**Directions for this task:**
Search the material for the word "background" and report each line where it turns up.

**Data provided:**

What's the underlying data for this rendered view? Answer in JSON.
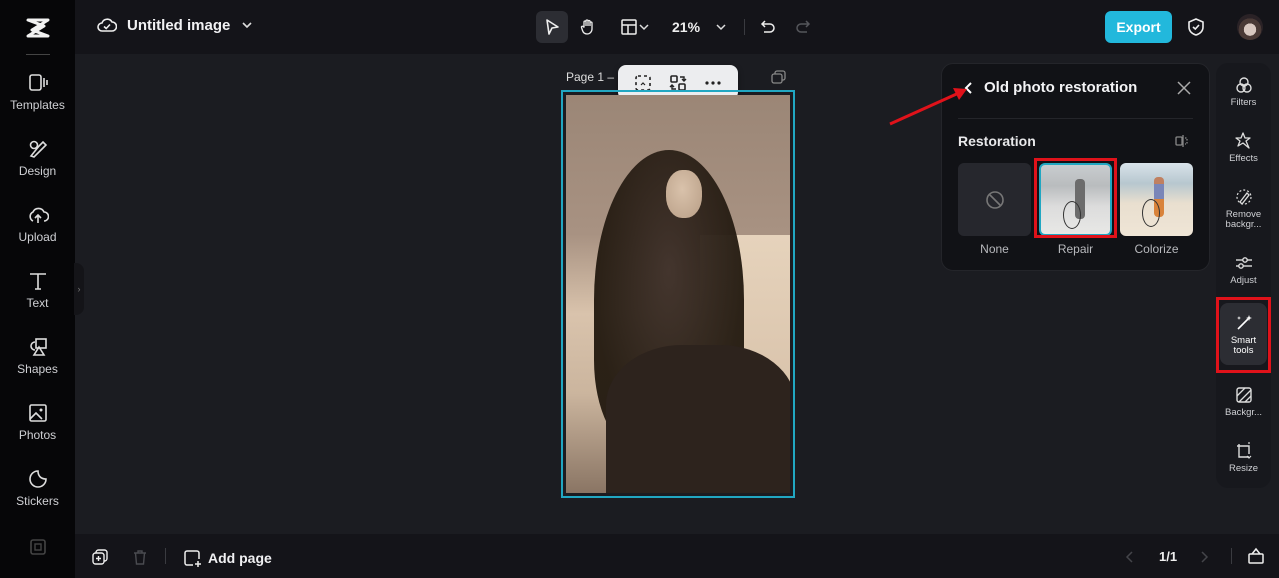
{
  "app": {
    "logo": "capcut-logo",
    "document_title": "Untitled image",
    "zoom_level": "21%",
    "export_label": "Export"
  },
  "left_nav": {
    "items": [
      {
        "label": "Templates",
        "icon": "templates-icon"
      },
      {
        "label": "Design",
        "icon": "design-icon"
      },
      {
        "label": "Upload",
        "icon": "upload-icon"
      },
      {
        "label": "Text",
        "icon": "text-icon"
      },
      {
        "label": "Shapes",
        "icon": "shapes-icon"
      },
      {
        "label": "Photos",
        "icon": "photos-icon"
      },
      {
        "label": "Stickers",
        "icon": "stickers-icon"
      }
    ]
  },
  "canvas": {
    "page_label": "Page 1 –",
    "image_description": "Sepia portrait of a seated woman with very long hair"
  },
  "restoration_panel": {
    "title": "Old photo restoration",
    "section_title": "Restoration",
    "options": [
      {
        "label": "None",
        "selected": false
      },
      {
        "label": "Repair",
        "selected": true
      },
      {
        "label": "Colorize",
        "selected": false
      }
    ]
  },
  "right_toolbar": {
    "items": [
      {
        "label": "Filters",
        "icon": "filters-icon"
      },
      {
        "label": "Effects",
        "icon": "effects-icon"
      },
      {
        "label": "Remove backgr...",
        "icon": "remove-background-icon"
      },
      {
        "label": "Adjust",
        "icon": "adjust-icon"
      },
      {
        "label": "Smart tools",
        "icon": "smart-tools-icon",
        "active": true
      },
      {
        "label": "Backgr...",
        "icon": "background-icon"
      },
      {
        "label": "Resize",
        "icon": "resize-icon"
      }
    ]
  },
  "bottom_bar": {
    "add_page_label": "Add page",
    "page_indicator": "1/1"
  },
  "colors": {
    "accent": "#22b8dc",
    "selection_border": "#21a7c2",
    "annotation_red": "#e0121a"
  }
}
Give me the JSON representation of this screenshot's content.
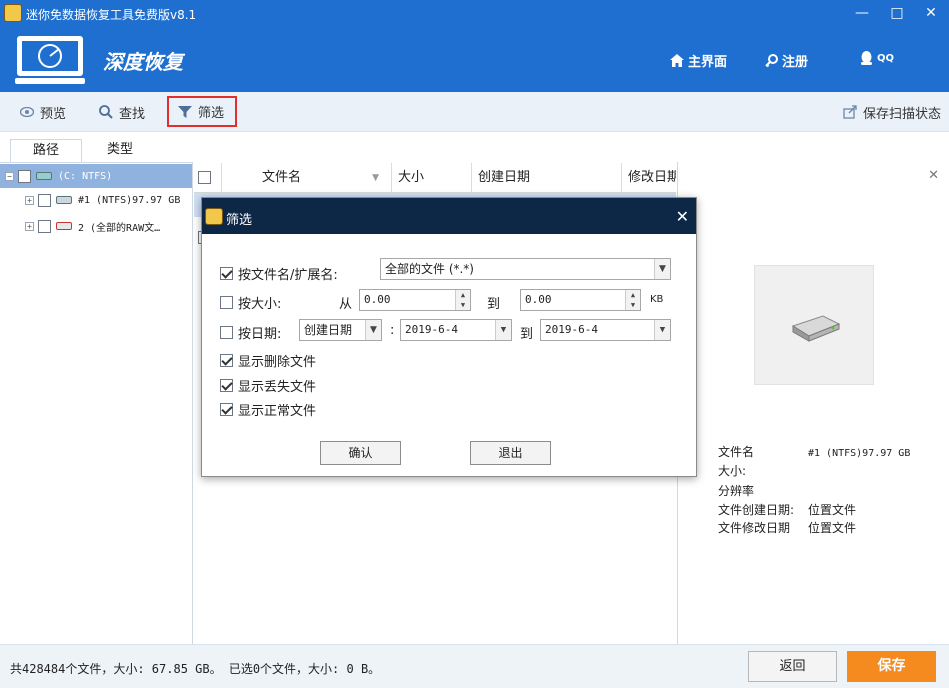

**Result of the task:**
        "icon": "remove-background-icon"
        "icon": "background-icon"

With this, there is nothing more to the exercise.